Stated task
Render each line of the material below as a Markdown table with the columns Index and Text, numbering the rows in order. Omit blank lines and any pictures.

Dataset excerpt:
-- begin --
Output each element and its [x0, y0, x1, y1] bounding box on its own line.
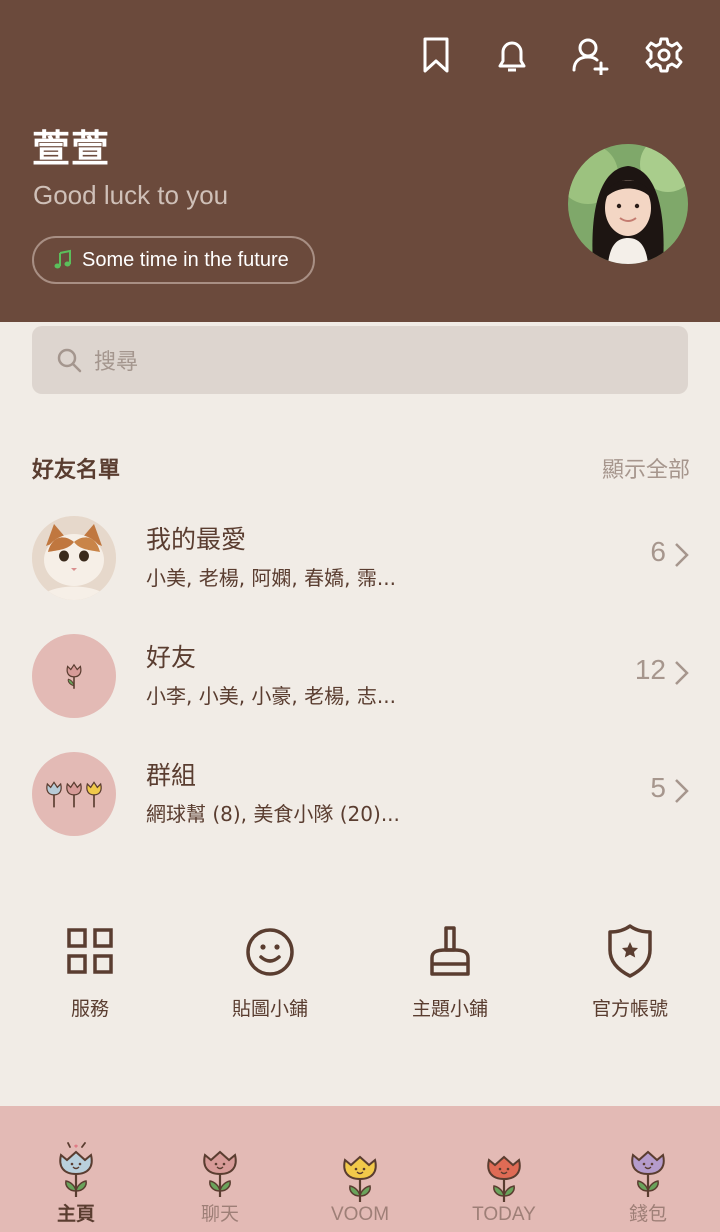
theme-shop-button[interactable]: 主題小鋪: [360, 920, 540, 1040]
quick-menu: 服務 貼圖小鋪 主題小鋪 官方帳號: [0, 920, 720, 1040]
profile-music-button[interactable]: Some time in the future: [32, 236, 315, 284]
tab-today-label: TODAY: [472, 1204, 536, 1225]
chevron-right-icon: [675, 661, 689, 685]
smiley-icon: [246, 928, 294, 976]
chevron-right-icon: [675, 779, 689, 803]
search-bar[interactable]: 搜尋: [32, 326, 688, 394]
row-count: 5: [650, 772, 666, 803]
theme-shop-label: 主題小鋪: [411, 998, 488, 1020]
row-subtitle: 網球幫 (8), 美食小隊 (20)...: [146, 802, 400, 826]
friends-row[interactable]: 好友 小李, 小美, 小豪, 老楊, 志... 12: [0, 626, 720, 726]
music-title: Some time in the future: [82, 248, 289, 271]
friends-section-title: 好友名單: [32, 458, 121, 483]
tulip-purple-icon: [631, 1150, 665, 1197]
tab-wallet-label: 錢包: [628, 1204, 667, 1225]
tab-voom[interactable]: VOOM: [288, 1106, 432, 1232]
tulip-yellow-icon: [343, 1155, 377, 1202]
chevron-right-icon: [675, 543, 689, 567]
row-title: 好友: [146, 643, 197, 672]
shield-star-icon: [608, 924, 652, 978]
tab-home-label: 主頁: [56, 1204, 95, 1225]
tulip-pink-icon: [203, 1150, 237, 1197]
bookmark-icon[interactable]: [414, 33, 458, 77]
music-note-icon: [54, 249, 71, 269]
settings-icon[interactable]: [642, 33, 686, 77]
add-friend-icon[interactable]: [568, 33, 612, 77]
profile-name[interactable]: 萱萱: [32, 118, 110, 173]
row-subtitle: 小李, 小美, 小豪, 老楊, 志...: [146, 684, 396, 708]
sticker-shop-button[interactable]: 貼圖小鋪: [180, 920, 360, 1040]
-- end --
Complete response
| Index | Text |
|---|---|
| 1 | Output each element and its [x0, y0, x1, y1] bounding box on its own line. |
| 2 | theme-shop-button[interactable]: 主題小鋪: [360, 920, 540, 1040] |
| 3 | quick-menu: 服務 貼圖小鋪 主題小鋪 官方帳號: [0, 920, 720, 1040] |
| 4 | profile-music-button[interactable]: Some time in the future: [32, 236, 315, 284] |
| 5 | tab-today-label: TODAY: [472, 1204, 536, 1225] |
| 6 | chevron-right-icon: [675, 661, 689, 685] |
| 7 | smiley-icon: [246, 928, 294, 976] |
| 8 | chevron-right-icon: [675, 779, 689, 803] |
| 9 | search-bar[interactable]: 搜尋: [32, 326, 688, 394] |
| 10 | row-count: 5: [650, 772, 666, 803] |
| 11 | theme-shop-label: 主題小鋪: [411, 998, 488, 1020] |
| 12 | row-subtitle: 網球幫 (8), 美食小隊 (20)...: [146, 802, 400, 826] |
| 13 | friends-row[interactable]: 好友 小李, 小美, 小豪, 老楊, 志... 12: [0, 626, 720, 726] |
| 14 | music-title: Some time in the future: [82, 248, 289, 271] |
| 15 | friends-section-title: 好友名單: [32, 458, 121, 483] |
| 16 | tulip-purple-icon: [631, 1150, 665, 1197] |
| 17 | tab-wallet-label: 錢包: [628, 1204, 667, 1225] |
| 18 | tab-voom[interactable]: VOOM: [288, 1106, 432, 1232] |
| 19 | tulip-yellow-icon: [343, 1155, 377, 1202] |
| 20 | chevron-right-icon: [675, 543, 689, 567] |
| 21 | row-title: 好友: [146, 643, 197, 672] |
| 22 | shield-star-icon: [608, 924, 652, 978] |
| 23 | tab-home-label: 主頁: [56, 1204, 95, 1225] |
| 24 | tulip-pink-icon: [203, 1150, 237, 1197] |
| 25 | bookmark-icon[interactable]: [414, 33, 458, 77] |
| 26 | music-note-icon: [54, 249, 71, 269] |
| 27 | settings-icon[interactable]: [642, 33, 686, 77] |
| 28 | add-friend-icon[interactable]: [568, 33, 612, 77] |
| 29 | profile-name[interactable]: 萱萱: [32, 118, 110, 173] |
| 30 | row-subtitle: 小李, 小美, 小豪, 老楊, 志...: [146, 684, 396, 708] |
| 31 | sticker-shop-button[interactable]: 貼圖小鋪: [180, 920, 360, 1040] |